Entries shown:
* * * *
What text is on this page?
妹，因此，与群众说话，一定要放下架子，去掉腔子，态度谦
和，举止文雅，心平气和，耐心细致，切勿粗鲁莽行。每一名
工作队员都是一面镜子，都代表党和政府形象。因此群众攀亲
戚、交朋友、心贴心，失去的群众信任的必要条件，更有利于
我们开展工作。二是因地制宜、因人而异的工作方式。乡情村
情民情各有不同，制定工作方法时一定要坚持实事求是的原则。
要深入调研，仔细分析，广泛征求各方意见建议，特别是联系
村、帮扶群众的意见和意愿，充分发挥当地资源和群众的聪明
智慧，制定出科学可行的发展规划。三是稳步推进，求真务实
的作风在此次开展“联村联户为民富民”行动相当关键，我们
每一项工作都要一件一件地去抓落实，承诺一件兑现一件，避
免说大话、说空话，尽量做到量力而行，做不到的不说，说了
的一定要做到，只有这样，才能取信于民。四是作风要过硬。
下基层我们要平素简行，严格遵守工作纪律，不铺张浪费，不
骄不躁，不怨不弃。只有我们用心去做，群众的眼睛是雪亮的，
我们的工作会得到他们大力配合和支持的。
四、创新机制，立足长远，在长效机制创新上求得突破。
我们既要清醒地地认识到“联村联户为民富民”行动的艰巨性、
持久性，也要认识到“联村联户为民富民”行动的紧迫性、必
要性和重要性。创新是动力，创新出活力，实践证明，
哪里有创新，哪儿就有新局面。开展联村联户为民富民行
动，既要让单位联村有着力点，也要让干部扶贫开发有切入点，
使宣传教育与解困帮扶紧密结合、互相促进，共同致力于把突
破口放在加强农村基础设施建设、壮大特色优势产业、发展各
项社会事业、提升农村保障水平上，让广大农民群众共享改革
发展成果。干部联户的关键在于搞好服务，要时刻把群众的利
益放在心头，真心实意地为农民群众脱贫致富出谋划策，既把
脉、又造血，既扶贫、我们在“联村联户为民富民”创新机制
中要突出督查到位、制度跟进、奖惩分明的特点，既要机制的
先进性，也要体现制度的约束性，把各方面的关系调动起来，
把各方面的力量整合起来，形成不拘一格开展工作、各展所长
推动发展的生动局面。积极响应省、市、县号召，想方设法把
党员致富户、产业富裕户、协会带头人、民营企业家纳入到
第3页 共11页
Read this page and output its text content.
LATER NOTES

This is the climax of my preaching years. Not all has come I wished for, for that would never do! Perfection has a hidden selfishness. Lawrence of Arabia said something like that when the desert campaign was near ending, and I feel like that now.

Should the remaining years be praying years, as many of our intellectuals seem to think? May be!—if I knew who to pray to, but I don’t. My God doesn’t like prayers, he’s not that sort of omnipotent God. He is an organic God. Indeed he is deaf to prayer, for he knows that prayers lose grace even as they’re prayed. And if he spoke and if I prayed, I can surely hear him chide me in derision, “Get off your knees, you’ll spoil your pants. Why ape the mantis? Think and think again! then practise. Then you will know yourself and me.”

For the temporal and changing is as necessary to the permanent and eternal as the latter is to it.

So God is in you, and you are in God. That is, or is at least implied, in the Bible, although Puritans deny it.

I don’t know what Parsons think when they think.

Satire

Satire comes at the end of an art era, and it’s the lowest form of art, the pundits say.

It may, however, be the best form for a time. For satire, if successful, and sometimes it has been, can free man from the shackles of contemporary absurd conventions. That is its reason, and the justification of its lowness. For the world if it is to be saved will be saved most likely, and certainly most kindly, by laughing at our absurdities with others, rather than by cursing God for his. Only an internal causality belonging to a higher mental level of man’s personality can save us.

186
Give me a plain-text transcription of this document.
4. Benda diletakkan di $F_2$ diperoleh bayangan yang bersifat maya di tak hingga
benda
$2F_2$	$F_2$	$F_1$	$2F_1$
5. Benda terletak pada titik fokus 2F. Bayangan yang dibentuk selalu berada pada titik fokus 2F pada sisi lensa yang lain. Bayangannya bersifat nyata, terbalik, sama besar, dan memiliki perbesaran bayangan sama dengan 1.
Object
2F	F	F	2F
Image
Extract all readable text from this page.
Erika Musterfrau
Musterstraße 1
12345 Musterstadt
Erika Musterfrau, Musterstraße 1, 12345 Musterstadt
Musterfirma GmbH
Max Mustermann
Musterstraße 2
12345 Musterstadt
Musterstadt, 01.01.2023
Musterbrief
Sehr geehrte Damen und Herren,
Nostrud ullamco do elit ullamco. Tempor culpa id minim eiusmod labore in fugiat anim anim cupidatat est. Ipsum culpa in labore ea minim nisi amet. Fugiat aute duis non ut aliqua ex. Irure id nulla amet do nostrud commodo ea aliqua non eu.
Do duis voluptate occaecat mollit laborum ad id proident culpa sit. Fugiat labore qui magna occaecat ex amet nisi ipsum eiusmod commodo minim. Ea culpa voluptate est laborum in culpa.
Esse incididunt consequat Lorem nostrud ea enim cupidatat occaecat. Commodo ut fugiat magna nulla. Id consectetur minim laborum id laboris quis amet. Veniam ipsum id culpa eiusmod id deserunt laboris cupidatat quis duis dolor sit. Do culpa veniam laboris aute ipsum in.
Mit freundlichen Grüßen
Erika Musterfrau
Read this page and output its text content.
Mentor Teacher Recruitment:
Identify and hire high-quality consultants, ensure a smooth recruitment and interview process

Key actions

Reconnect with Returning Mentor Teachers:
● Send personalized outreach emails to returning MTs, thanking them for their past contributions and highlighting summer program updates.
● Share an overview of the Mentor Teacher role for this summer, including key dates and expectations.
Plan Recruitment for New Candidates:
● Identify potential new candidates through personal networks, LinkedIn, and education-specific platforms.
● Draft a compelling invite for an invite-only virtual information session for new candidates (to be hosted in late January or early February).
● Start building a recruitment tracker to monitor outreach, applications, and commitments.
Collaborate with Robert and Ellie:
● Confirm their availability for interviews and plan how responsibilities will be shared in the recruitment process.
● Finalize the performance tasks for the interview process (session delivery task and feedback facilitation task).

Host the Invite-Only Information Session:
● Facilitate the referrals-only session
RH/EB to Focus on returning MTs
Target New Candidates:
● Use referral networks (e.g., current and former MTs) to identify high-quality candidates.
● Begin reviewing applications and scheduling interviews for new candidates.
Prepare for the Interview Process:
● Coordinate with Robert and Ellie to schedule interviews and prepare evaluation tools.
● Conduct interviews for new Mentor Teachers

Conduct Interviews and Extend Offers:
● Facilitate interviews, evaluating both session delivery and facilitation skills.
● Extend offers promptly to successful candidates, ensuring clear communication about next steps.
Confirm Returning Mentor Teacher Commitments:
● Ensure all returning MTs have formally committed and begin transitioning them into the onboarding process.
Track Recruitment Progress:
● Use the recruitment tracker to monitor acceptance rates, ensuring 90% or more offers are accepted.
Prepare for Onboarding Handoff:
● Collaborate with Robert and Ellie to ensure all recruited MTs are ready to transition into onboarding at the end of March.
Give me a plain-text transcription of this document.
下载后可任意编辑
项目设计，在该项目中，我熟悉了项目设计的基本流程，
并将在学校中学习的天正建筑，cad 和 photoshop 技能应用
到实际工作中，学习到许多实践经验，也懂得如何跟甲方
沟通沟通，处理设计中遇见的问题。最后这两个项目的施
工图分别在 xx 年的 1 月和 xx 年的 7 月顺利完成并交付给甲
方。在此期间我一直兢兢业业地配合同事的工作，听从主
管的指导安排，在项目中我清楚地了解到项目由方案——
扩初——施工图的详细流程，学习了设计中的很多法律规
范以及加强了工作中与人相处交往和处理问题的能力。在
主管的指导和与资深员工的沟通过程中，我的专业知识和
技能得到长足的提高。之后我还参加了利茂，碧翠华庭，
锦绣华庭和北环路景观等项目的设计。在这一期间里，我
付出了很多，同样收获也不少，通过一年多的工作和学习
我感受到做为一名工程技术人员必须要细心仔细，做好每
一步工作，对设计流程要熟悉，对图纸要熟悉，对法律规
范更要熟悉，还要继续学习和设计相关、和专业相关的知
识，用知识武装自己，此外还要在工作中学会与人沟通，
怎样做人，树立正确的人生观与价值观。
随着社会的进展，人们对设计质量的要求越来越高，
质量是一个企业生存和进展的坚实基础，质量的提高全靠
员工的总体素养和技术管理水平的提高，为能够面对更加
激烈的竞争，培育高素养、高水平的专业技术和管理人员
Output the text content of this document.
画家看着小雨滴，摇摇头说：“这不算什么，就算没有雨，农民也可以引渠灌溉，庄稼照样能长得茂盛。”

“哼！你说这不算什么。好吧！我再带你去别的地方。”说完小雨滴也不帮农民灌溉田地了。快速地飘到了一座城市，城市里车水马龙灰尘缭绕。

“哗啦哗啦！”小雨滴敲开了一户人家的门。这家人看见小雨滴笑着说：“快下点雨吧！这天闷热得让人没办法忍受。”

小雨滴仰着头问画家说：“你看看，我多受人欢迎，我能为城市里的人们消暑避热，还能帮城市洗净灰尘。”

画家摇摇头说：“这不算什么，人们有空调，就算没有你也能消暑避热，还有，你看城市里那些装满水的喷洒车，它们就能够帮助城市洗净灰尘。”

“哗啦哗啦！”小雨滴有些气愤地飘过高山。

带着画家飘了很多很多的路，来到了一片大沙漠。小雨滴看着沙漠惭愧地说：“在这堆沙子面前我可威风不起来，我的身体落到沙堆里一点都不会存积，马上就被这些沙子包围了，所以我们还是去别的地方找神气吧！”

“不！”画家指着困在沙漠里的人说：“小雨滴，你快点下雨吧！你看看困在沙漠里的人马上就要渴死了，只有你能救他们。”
* * * *
Exercise objective:
Search the material above for "when". Pull out each line where it shows up.

Result of the exercise:
This is the climax of my preaching years. Not all has come I wished for, for that would never do! Perfection has a hidden selfishness. Lawrence of Arabia said something like that when the desert campaign was near ending, and I feel like that now.
I don’t know what Parsons think when they think.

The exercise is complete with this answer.